— BEGIN Provided data —
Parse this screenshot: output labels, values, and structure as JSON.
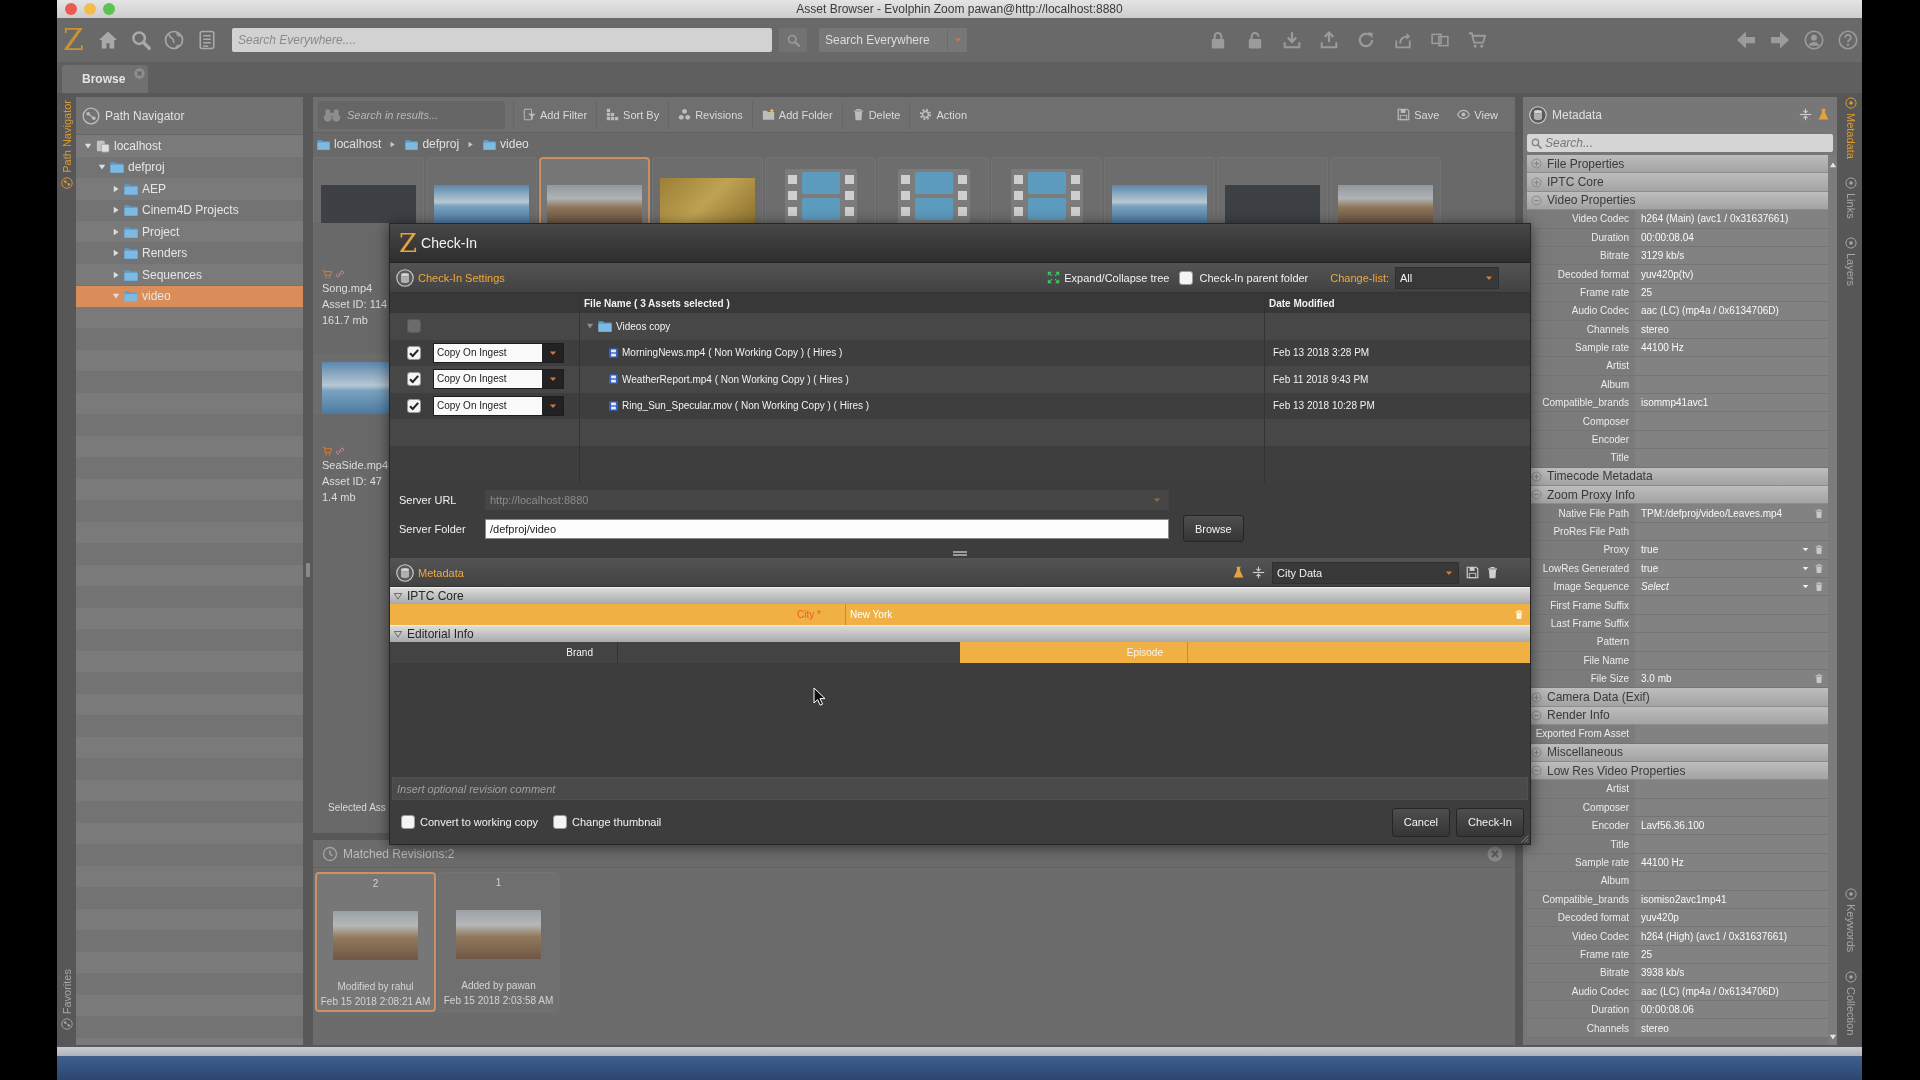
{
  "window": {
    "title": "Asset Browser - Evolphin Zoom pawan@http://localhost:8880"
  },
  "toolbar": {
    "logo": "Z",
    "search": {
      "placeholder": "Search Everywhere...."
    },
    "scope": {
      "value": "Search Everywhere"
    }
  },
  "tabs": [
    {
      "label": "Browse",
      "selected": true
    }
  ],
  "left_strip": {
    "top": [
      {
        "label": "Path Navigator",
        "selected": true
      }
    ],
    "bottom": [
      {
        "label": "Favorites",
        "selected": false
      }
    ]
  },
  "path_navigator": {
    "title": "Path Navigator",
    "tree": [
      {
        "label": "localhost",
        "kind": "server",
        "expanded": true,
        "selected": false,
        "children": [
          {
            "label": "defproj",
            "kind": "folder",
            "expanded": true,
            "selected": false,
            "children": [
              {
                "label": "AEP",
                "kind": "folder",
                "expanded": false,
                "selected": false
              },
              {
                "label": "Cinem4D Projects",
                "kind": "folder",
                "expanded": false,
                "selected": false
              },
              {
                "label": "Project",
                "kind": "folder",
                "expanded": false,
                "selected": false
              },
              {
                "label": "Renders",
                "kind": "folder",
                "expanded": false,
                "selected": false
              },
              {
                "label": "Sequences",
                "kind": "folder",
                "expanded": false,
                "selected": false
              },
              {
                "label": "video",
                "kind": "folder",
                "expanded": true,
                "selected": true
              }
            ]
          }
        ]
      }
    ]
  },
  "results": {
    "search": {
      "placeholder": "Search in results..."
    },
    "actions": [
      {
        "label": "Add Filter",
        "kind": "filter"
      },
      {
        "label": "Sort By",
        "kind": "sort"
      },
      {
        "label": "Revisions",
        "kind": "revisions"
      },
      {
        "label": "Add Folder",
        "kind": "add-folder"
      },
      {
        "label": "Delete",
        "kind": "delete"
      },
      {
        "label": "Action",
        "kind": "action"
      }
    ],
    "view_actions": [
      {
        "label": "Save",
        "kind": "save"
      },
      {
        "label": "View",
        "kind": "view"
      }
    ],
    "breadcrumb": [
      "localhost",
      "defproj",
      "video"
    ],
    "cards": [
      {
        "kind": "title",
        "selected": false,
        "name": "Song.mp4",
        "asset_id": "Asset ID: 114",
        "size": "161.7 mb"
      },
      {
        "kind": "seascape",
        "selected": false
      },
      {
        "kind": "rocks",
        "selected": true
      },
      {
        "kind": "gold",
        "selected": false
      },
      {
        "kind": "film",
        "selected": false
      },
      {
        "kind": "film",
        "selected": false
      },
      {
        "kind": "film",
        "selected": false
      },
      {
        "kind": "seascape",
        "selected": false
      },
      {
        "kind": "title",
        "selected": false
      },
      {
        "kind": "rocks",
        "selected": false
      }
    ],
    "cards_row_2": [
      {
        "kind": "seascape",
        "selected": false,
        "name": "SeaSide.mp4",
        "asset_id": "Asset ID: 47",
        "size": "1.4 mb"
      }
    ],
    "selection_status": "Selected Ass"
  },
  "revisions": {
    "title": "Matched Revisions:2",
    "items": [
      {
        "number": "2",
        "caption": "Modified by rahul",
        "date": "Feb 15 2018 2:08:21 AM",
        "selected": true
      },
      {
        "number": "1",
        "caption": "Added by pawan",
        "date": "Feb 15 2018 2:03:58 AM",
        "selected": false
      }
    ]
  },
  "check_in": {
    "logo": "Z",
    "title": "Check-In",
    "settings": {
      "title": "Check-In Settings",
      "expand_collapse": "Expand/Collapse tree",
      "parent_folder": {
        "label": "Check-In parent folder",
        "checked": false
      },
      "change_list": {
        "label": "Change-list:",
        "value": "All"
      }
    },
    "files": {
      "columns": [
        "File Name ( 3 Assets selected )",
        "Date Modified"
      ],
      "folder": {
        "name": "Videos copy",
        "expanded": true,
        "checked": false,
        "disabled": true
      },
      "rows": [
        {
          "checked": true,
          "mode": "Copy On Ingest",
          "name": "MorningNews.mp4 ( Non Working Copy ) ( Hires )",
          "date": "Feb 13 2018 3:28 PM"
        },
        {
          "checked": true,
          "mode": "Copy On Ingest",
          "name": "WeatherReport.mp4 ( Non Working Copy ) ( Hires )",
          "date": "Feb 11 2018 9:43 PM"
        },
        {
          "checked": true,
          "mode": "Copy On Ingest",
          "name": "Ring_Sun_Specular.mov ( Non Working Copy ) ( Hires )",
          "date": "Feb 13 2018 10:28 PM"
        }
      ]
    },
    "server_url": {
      "label": "Server URL",
      "value": "http://localhost:8880",
      "disabled": true
    },
    "server_folder": {
      "label": "Server Folder",
      "value": "/defproj/video"
    },
    "browse": "Browse",
    "metadata": {
      "title": "Metadata",
      "template": "City Data",
      "groups": [
        {
          "title": "IPTC Core",
          "expanded": true,
          "fields": [
            {
              "label": "City *",
              "value": "New York",
              "required": true,
              "highlighted": true,
              "removable": true
            }
          ]
        },
        {
          "title": "Editorial Info",
          "expanded": true,
          "fields": [
            {
              "label": "Brand",
              "required": false,
              "highlighted": false,
              "removable": false
            },
            {
              "label": "Episode",
              "required": false,
              "highlighted": true,
              "removable": false
            }
          ]
        }
      ]
    },
    "comment": {
      "placeholder": "Insert optional revision comment"
    },
    "options": [
      {
        "label": "Convert to working copy",
        "checked": false
      },
      {
        "label": "Change thumbnail",
        "checked": false
      }
    ],
    "buttons": [
      "Cancel",
      "Check-In"
    ]
  },
  "metadata_panel": {
    "title": "Metadata",
    "search": {
      "placeholder": "Search..."
    },
    "sections": [
      {
        "title": "File Properties",
        "expanded": false
      },
      {
        "title": "IPTC Core",
        "expanded": false
      },
      {
        "title": "Video Properties",
        "expanded": true,
        "fields": [
          {
            "label": "Video Codec",
            "value": "h264 (Main) (avc1 / 0x31637661)"
          },
          {
            "label": "Duration",
            "value": "00:00:08.04"
          },
          {
            "label": "Bitrate",
            "value": "3129 kb/s"
          },
          {
            "label": "Decoded format",
            "value": "yuv420p(tv)"
          },
          {
            "label": "Frame rate",
            "value": "25"
          },
          {
            "label": "Audio Codec",
            "value": "aac (LC) (mp4a / 0x6134706D)"
          },
          {
            "label": "Channels",
            "value": "stereo"
          },
          {
            "label": "Sample rate",
            "value": "44100 Hz"
          },
          {
            "label": "Artist"
          },
          {
            "label": "Album"
          },
          {
            "label": "Compatible_brands",
            "value": "isommp41avc1"
          },
          {
            "label": "Composer"
          },
          {
            "label": "Encoder"
          },
          {
            "label": "Title"
          }
        ]
      },
      {
        "title": "Timecode Metadata",
        "expanded": false
      },
      {
        "title": "Zoom Proxy Info",
        "expanded": true,
        "fields": [
          {
            "label": "Native File Path",
            "value": "TPM:/defproj/video/Leaves.mp4",
            "kind": "text",
            "removable": true
          },
          {
            "label": "ProRes File Path",
            "kind": "text",
            "removable": false
          },
          {
            "label": "Proxy",
            "value": "true",
            "kind": "select",
            "removable": true
          },
          {
            "label": "LowRes Generated",
            "value": "true",
            "kind": "select",
            "removable": true
          },
          {
            "label": "Image Sequence",
            "placeholder": "Select",
            "kind": "select",
            "removable": true
          },
          {
            "label": "First Frame Suffix",
            "kind": "text",
            "removable": false
          },
          {
            "label": "Last Frame Suffix",
            "kind": "text",
            "removable": false
          },
          {
            "label": "Pattern",
            "kind": "text",
            "removable": false
          },
          {
            "label": "File Name",
            "kind": "text",
            "removable": false
          },
          {
            "label": "File Size",
            "value": "3.0 mb",
            "kind": "text",
            "removable": true
          }
        ]
      },
      {
        "title": "Camera Data (Exif)",
        "expanded": false
      },
      {
        "title": "Render Info",
        "expanded": true,
        "fields": [
          {
            "label": "Exported From Asset"
          }
        ]
      },
      {
        "title": "Miscellaneous",
        "expanded": false
      },
      {
        "title": "Low Res Video Properties",
        "expanded": true,
        "fields": [
          {
            "label": "Artist"
          },
          {
            "label": "Composer"
          },
          {
            "label": "Encoder",
            "value": "Lavf56.36.100"
          },
          {
            "label": "Title"
          },
          {
            "label": "Sample rate",
            "value": "44100 Hz"
          },
          {
            "label": "Album"
          },
          {
            "label": "Compatible_brands",
            "value": "isomiso2avc1mp41"
          },
          {
            "label": "Decoded format",
            "value": "yuv420p"
          },
          {
            "label": "Video Codec",
            "value": "h264 (High) (avc1 / 0x31637661)"
          },
          {
            "label": "Frame rate",
            "value": "25"
          },
          {
            "label": "Bitrate",
            "value": "3938 kb/s"
          },
          {
            "label": "Audio Codec",
            "value": "aac (LC) (mp4a / 0x6134706D)"
          },
          {
            "label": "Duration",
            "value": "00:00:08.06"
          },
          {
            "label": "Channels",
            "value": "stereo"
          }
        ]
      }
    ]
  },
  "right_strip": {
    "top": [
      {
        "label": "Metadata",
        "selected": true
      },
      {
        "label": "Links",
        "selected": false
      },
      {
        "label": "Layers",
        "selected": false
      }
    ],
    "bottom": [
      {
        "label": "Keywords",
        "selected": false
      },
      {
        "label": "Collection",
        "selected": false
      }
    ]
  }
}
— END Provided data —
Instructions for the task
Filter for "http". Return all lines that hold it.

Answer
    "title": "Asset Browser - Evolphin Zoom pawan@http://localhost:8880"
      "value": "http://localhost:8880",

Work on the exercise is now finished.